Set exercise:
Would you output the whole listing below, exactly as it reads?

Extracted data entries:
_____
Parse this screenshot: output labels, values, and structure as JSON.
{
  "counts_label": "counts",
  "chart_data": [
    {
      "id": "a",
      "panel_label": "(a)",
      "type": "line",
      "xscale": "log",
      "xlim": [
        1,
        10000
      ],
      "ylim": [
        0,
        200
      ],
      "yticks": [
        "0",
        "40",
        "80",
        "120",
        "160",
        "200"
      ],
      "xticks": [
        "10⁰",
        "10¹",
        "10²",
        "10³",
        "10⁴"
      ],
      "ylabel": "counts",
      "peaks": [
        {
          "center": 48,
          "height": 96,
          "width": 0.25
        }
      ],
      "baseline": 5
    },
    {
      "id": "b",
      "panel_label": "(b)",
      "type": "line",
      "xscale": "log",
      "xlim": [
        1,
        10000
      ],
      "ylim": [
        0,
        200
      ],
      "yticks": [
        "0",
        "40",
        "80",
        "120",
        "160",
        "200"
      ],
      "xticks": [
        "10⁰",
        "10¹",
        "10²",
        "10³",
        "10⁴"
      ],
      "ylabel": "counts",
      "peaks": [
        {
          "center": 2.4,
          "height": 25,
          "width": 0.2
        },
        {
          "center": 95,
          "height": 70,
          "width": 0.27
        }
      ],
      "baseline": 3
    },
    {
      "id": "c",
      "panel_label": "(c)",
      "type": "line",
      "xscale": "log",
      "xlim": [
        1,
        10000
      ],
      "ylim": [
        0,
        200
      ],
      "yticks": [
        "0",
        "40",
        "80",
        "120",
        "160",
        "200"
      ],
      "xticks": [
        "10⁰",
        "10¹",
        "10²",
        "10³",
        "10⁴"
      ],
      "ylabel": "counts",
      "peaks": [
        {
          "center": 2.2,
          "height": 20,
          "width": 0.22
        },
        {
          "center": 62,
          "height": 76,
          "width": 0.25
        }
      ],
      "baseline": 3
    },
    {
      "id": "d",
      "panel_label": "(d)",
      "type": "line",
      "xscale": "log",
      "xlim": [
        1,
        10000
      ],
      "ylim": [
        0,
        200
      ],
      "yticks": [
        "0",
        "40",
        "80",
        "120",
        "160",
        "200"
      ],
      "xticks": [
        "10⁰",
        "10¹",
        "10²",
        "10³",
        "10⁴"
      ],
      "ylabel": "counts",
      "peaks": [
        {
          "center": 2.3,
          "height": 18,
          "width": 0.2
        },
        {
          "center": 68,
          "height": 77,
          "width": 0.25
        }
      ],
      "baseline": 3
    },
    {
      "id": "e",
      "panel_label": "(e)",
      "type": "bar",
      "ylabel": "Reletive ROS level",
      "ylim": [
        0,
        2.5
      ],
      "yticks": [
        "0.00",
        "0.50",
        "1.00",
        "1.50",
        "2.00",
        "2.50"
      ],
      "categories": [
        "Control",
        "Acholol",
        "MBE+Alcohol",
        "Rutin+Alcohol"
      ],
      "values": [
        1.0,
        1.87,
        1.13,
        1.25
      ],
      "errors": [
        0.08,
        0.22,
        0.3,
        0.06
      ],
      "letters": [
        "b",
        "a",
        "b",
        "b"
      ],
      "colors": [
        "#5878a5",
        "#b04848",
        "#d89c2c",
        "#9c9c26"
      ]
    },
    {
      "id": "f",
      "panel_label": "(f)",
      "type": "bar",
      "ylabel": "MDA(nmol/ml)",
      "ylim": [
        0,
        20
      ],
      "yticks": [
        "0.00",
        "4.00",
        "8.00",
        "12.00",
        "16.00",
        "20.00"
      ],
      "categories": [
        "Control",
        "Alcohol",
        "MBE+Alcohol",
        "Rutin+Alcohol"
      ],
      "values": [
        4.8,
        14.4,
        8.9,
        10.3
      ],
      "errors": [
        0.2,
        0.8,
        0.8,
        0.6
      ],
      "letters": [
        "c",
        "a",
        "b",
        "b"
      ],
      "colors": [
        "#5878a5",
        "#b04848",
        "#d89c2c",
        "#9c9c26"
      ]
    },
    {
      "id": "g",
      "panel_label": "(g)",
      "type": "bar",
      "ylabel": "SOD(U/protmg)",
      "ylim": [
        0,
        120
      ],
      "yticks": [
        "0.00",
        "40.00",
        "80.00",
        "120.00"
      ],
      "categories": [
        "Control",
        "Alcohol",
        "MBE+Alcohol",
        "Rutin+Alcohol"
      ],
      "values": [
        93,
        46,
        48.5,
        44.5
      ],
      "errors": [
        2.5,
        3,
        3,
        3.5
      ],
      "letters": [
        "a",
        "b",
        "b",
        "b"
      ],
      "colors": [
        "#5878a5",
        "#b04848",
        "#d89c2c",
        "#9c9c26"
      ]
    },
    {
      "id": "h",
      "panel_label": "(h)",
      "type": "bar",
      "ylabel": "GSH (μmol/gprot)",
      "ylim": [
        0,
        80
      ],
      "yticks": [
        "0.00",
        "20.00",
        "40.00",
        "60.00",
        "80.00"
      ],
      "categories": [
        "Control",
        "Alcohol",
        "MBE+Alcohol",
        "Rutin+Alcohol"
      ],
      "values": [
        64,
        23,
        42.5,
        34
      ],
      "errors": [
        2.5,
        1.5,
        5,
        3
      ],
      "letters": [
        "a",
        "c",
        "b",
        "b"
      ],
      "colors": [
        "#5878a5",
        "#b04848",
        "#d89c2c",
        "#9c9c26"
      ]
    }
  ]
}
_____
Output below:
Parse this screenshot: output labels, values, and structure as JSON.
{
  "counts_label": "counts",
  "chart_data": [
    {
      "id": "a",
      "panel_label": "(a)",
      "type": "line",
      "xscale": "log",
      "xlim": [
        1,
        10000
      ],
      "ylim": [
        0,
        200
      ],
      "yticks": [
        "0",
        "40",
        "80",
        "120",
        "160",
        "200"
      ],
      "xticks": [
        "10⁰",
        "10¹",
        "10²",
        "10³",
        "10⁴"
      ],
      "ylabel": "counts",
      "peaks": [
        {
          "center": 48,
          "height": 96,
          "width": 0.25
        }
      ],
      "baseline": 5
    },
    {
      "id": "b",
      "panel_label": "(b)",
      "type": "line",
      "xscale": "log",
      "xlim": [
        1,
        10000
      ],
      "ylim": [
        0,
        200
      ],
      "yticks": [
        "0",
        "40",
        "80",
        "120",
        "160",
        "200"
      ],
      "xticks": [
        "10⁰",
        "10¹",
        "10²",
        "10³",
        "10⁴"
      ],
      "ylabel": "counts",
      "peaks": [
        {
          "center": 2.4,
          "height": 25,
          "width": 0.2
        },
        {
          "center": 95,
          "height": 70,
          "width": 0.27
        }
      ],
      "baseline": 3
    },
    {
      "id": "c",
      "panel_label": "(c)",
      "type": "line",
      "xscale": "log",
      "xlim": [
        1,
        10000
      ],
      "ylim": [
        0,
        200
      ],
      "yticks": [
        "0",
        "40",
        "80",
        "120",
        "160",
        "200"
      ],
      "xticks": [
        "10⁰",
        "10¹",
        "10²",
        "10³",
        "10⁴"
      ],
      "ylabel": "counts",
      "peaks": [
        {
          "center": 2.2,
          "height": 20,
          "width": 0.22
        },
        {
          "center": 62,
          "height": 76,
          "width": 0.25
        }
      ],
      "baseline": 3
    },
    {
      "id": "d",
      "panel_label": "(d)",
      "type": "line",
      "xscale": "log",
      "xlim": [
        1,
        10000
      ],
      "ylim": [
        0,
        200
      ],
      "yticks": [
        "0",
        "40",
        "80",
        "120",
        "160",
        "200"
      ],
      "xticks": [
        "10⁰",
        "10¹",
        "10²",
        "10³",
        "10⁴"
      ],
      "ylabel": "counts",
      "peaks": [
        {
          "center": 2.3,
          "height": 18,
          "width": 0.2
        },
        {
          "center": 68,
          "height": 77,
          "width": 0.25
        }
      ],
      "baseline": 3
    },
    {
      "id": "e",
      "panel_label": "(e)",
      "type": "bar",
      "ylabel": "Reletive ROS level",
      "ylim": [
        0,
        2.5
      ],
      "yticks": [
        "0.00",
        "0.50",
        "1.00",
        "1.50",
        "2.00",
        "2.50"
      ],
      "categories": [
        "Control",
        "Acholol",
        "MBE+Alcohol",
        "Rutin+Alcohol"
      ],
      "values": [
        1.0,
        1.87,
        1.13,
        1.25
      ],
      "errors": [
        0.08,
        0.22,
        0.3,
        0.06
      ],
      "letters": [
        "b",
        "a",
        "b",
        "b"
      ],
      "colors": [
        "#5878a5",
        "#b04848",
        "#d89c2c",
        "#9c9c26"
      ]
    },
    {
      "id": "f",
      "panel_label": "(f)",
      "type": "bar",
      "ylabel": "MDA(nmol/ml)",
      "ylim": [
        0,
        20
      ],
      "yticks": [
        "0.00",
        "4.00",
        "8.00",
        "12.00",
        "16.00",
        "20.00"
      ],
      "categories": [
        "Control",
        "Alcohol",
        "MBE+Alcohol",
        "Rutin+Alcohol"
      ],
      "values": [
        4.8,
        14.4,
        8.9,
        10.3
      ],
      "errors": [
        0.2,
        0.8,
        0.8,
        0.6
      ],
      "letters": [
        "c",
        "a",
        "b",
        "b"
      ],
      "colors": [
        "#5878a5",
        "#b04848",
        "#d89c2c",
        "#9c9c26"
      ]
    },
    {
      "id": "g",
      "panel_label": "(g)",
      "type": "bar",
      "ylabel": "SOD(U/protmg)",
      "ylim": [
        0,
        120
      ],
      "yticks": [
        "0.00",
        "40.00",
        "80.00",
        "120.00"
      ],
      "categories": [
        "Control",
        "Alcohol",
        "MBE+Alcohol",
        "Rutin+Alcohol"
      ],
      "values": [
        93,
        46,
        48.5,
        44.5
      ],
      "errors": [
        2.5,
        3,
        3,
        3.5
      ],
      "letters": [
        "a",
        "b",
        "b",
        "b"
      ],
      "colors": [
        "#5878a5",
        "#b04848",
        "#d89c2c",
        "#9c9c26"
      ]
    },
    {
      "id": "h",
      "panel_label": "(h)",
      "type": "bar",
      "ylabel": "GSH (μmol/gprot)",
      "ylim": [
        0,
        80
      ],
      "yticks": [
        "0.00",
        "20.00",
        "40.00",
        "60.00",
        "80.00"
      ],
      "categories": [
        "Control",
        "Alcohol",
        "MBE+Alcohol",
        "Rutin+Alcohol"
      ],
      "values": [
        64,
        23,
        42.5,
        34
      ],
      "errors": [
        2.5,
        1.5,
        5,
        3
      ],
      "letters": [
        "a",
        "c",
        "b",
        "b"
      ],
      "colors": [
        "#5878a5",
        "#b04848",
        "#d89c2c",
        "#9c9c26"
      ]
    }
  ]
}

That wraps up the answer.